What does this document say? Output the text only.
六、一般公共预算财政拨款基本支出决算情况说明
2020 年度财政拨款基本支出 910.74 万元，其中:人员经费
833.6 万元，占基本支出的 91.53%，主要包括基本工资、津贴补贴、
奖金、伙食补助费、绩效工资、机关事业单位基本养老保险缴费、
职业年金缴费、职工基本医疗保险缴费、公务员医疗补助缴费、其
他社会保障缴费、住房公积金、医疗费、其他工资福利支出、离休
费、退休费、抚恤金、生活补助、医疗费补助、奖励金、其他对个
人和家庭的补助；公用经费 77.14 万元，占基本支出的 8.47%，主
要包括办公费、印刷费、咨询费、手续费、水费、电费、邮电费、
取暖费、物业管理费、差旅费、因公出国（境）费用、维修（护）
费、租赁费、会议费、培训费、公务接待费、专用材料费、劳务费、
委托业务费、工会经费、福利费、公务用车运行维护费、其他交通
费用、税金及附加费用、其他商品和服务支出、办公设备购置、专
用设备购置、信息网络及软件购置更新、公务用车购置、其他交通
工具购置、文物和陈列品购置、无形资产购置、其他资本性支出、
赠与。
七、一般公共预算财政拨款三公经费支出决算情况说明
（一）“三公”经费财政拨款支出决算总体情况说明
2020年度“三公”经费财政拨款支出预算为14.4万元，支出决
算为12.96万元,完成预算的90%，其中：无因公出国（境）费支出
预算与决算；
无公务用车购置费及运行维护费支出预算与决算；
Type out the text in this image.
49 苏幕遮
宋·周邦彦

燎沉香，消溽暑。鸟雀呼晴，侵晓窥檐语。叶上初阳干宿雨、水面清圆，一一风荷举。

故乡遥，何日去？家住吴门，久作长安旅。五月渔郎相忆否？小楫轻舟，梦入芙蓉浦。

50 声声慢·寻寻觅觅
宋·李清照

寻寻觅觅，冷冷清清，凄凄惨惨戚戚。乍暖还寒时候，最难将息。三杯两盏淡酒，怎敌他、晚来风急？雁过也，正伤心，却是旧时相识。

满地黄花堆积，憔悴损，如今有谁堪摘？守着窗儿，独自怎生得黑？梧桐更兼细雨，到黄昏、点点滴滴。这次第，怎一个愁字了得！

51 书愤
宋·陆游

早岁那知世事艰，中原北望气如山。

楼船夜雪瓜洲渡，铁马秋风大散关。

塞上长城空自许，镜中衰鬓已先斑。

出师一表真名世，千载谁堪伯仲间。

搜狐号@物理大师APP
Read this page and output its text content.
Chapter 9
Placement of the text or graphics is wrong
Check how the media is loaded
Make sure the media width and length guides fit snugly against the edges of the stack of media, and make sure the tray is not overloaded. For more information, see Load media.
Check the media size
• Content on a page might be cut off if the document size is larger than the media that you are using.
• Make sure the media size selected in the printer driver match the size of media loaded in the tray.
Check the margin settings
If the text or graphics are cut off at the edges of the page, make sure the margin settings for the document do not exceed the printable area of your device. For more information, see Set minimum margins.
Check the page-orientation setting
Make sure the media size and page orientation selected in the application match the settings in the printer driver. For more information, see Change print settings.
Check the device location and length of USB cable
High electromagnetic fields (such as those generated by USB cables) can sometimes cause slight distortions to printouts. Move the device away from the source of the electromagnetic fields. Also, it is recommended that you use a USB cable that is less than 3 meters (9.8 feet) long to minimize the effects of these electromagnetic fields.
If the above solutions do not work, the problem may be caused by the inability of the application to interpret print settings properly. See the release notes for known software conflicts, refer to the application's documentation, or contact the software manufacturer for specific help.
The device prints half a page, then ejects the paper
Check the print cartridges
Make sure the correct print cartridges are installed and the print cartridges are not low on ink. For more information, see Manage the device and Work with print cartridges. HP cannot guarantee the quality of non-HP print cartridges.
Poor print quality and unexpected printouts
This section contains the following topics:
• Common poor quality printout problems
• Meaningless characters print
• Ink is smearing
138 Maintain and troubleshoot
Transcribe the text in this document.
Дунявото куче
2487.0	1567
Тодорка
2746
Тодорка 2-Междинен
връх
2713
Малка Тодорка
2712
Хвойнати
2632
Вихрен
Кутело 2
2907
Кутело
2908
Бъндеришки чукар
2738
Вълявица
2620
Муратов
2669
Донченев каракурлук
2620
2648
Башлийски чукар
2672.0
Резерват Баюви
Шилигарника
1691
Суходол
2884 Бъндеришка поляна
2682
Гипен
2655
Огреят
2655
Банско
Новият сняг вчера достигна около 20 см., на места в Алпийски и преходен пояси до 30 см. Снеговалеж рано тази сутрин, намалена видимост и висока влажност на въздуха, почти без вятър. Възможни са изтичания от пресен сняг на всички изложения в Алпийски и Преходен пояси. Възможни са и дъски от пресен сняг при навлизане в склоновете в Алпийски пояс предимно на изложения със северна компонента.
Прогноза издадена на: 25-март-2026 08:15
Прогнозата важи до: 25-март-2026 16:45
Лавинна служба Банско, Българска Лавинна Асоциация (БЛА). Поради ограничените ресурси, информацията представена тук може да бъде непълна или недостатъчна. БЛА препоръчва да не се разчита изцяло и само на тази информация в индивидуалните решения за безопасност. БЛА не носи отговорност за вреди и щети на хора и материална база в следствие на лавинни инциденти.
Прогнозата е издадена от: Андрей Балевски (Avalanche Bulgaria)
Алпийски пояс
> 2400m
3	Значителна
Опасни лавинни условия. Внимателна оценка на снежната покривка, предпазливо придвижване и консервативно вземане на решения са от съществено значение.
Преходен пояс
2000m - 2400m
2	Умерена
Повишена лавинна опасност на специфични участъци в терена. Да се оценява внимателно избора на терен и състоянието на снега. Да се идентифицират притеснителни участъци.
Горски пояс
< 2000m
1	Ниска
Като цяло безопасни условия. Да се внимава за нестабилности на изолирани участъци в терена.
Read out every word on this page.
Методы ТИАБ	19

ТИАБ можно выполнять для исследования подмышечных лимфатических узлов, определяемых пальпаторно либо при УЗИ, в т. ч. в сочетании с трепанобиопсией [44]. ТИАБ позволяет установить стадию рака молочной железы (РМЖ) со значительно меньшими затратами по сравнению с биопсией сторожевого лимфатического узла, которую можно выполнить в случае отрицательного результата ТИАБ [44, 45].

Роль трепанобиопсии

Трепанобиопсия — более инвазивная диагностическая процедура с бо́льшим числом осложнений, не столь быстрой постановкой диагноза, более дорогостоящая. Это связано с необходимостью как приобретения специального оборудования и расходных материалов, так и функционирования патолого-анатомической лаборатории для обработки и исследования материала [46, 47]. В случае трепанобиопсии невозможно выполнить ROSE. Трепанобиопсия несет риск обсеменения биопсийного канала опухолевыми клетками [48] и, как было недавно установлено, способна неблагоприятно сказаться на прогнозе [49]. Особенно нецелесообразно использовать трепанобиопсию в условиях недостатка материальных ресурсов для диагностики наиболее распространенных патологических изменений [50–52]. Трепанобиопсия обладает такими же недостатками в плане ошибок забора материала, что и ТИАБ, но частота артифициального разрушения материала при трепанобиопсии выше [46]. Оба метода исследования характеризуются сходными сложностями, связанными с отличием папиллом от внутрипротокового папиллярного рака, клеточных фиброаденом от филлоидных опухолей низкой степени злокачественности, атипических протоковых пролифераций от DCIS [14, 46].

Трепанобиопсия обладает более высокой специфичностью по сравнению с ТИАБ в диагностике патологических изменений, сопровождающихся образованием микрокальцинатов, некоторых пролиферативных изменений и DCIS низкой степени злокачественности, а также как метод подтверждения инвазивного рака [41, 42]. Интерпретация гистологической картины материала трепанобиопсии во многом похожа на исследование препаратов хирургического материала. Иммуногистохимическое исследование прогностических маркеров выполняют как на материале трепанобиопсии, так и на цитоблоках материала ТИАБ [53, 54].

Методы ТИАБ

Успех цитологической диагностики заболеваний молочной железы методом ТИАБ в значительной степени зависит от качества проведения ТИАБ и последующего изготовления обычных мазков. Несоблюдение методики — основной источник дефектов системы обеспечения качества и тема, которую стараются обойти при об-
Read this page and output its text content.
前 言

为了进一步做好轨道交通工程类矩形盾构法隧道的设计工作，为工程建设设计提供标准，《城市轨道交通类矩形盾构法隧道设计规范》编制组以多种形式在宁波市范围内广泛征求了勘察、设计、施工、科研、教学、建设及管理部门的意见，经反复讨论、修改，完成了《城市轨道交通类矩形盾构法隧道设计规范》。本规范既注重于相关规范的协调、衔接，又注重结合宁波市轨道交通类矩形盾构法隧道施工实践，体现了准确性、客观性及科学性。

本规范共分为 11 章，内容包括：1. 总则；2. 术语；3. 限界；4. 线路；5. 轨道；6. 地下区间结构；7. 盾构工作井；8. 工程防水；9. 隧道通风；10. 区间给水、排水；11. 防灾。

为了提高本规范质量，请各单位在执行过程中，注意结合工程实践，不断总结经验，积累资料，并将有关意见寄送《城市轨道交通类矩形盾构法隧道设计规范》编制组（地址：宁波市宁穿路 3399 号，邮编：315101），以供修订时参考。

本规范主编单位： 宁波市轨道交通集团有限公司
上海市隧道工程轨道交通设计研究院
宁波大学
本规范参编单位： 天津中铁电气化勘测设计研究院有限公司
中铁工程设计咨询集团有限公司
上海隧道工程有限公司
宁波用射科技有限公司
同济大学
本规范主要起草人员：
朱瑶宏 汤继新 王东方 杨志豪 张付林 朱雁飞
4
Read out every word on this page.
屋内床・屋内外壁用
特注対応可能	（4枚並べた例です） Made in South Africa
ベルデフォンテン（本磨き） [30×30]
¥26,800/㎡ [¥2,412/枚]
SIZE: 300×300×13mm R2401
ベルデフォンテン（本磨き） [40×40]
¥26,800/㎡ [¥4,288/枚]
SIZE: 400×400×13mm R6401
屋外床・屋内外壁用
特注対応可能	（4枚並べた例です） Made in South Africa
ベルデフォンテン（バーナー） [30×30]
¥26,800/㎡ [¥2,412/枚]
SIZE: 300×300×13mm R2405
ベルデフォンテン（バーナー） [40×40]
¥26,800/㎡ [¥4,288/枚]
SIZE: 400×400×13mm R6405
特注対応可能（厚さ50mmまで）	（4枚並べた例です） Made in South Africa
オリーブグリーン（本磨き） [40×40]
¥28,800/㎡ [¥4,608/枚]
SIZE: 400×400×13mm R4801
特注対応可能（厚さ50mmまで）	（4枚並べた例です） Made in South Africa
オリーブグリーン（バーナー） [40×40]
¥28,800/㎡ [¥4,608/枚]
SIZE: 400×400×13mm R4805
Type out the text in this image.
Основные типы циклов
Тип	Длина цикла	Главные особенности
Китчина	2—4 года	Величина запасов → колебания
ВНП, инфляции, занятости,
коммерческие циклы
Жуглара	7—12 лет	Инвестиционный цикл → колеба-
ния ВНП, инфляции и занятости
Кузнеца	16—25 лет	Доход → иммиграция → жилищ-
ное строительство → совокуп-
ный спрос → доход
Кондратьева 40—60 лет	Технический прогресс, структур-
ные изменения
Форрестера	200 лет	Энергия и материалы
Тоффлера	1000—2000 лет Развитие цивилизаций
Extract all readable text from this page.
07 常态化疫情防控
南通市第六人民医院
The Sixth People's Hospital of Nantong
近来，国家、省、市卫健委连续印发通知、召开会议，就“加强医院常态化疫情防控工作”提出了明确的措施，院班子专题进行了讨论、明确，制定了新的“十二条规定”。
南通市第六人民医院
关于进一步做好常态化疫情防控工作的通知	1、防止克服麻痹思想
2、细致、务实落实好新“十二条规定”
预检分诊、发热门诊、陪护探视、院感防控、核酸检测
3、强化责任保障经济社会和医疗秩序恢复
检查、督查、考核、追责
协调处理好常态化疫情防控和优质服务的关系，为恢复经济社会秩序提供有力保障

:::

Exactly reproduce the lines from the one containing "Extract all readable text from this page." through the end of the records, and only those lines.

=== Expected answer ===
Extract all readable text from this page.
07 常态化疫情防控
南通市第六人民医院
The Sixth People's Hospital of Nantong
近来，国家、省、市卫健委连续印发通知、召开会议，就“加强医院常态化疫情防控工作”提出了明确的措施，院班子专题进行了讨论、明确，制定了新的“十二条规定”。
南通市第六人民医院
关于进一步做好常态化疫情防控工作的通知	1、防止克服麻痹思想
2、细致、务实落实好新“十二条规定”
预检分诊、发热门诊、陪护探视、院感防控、核酸检测
3、强化责任保障经济社会和医疗秩序恢复
检查、督查、考核、追责
协调处理好常态化疫情防控和优质服务的关系，为恢复经济社会秩序提供有力保障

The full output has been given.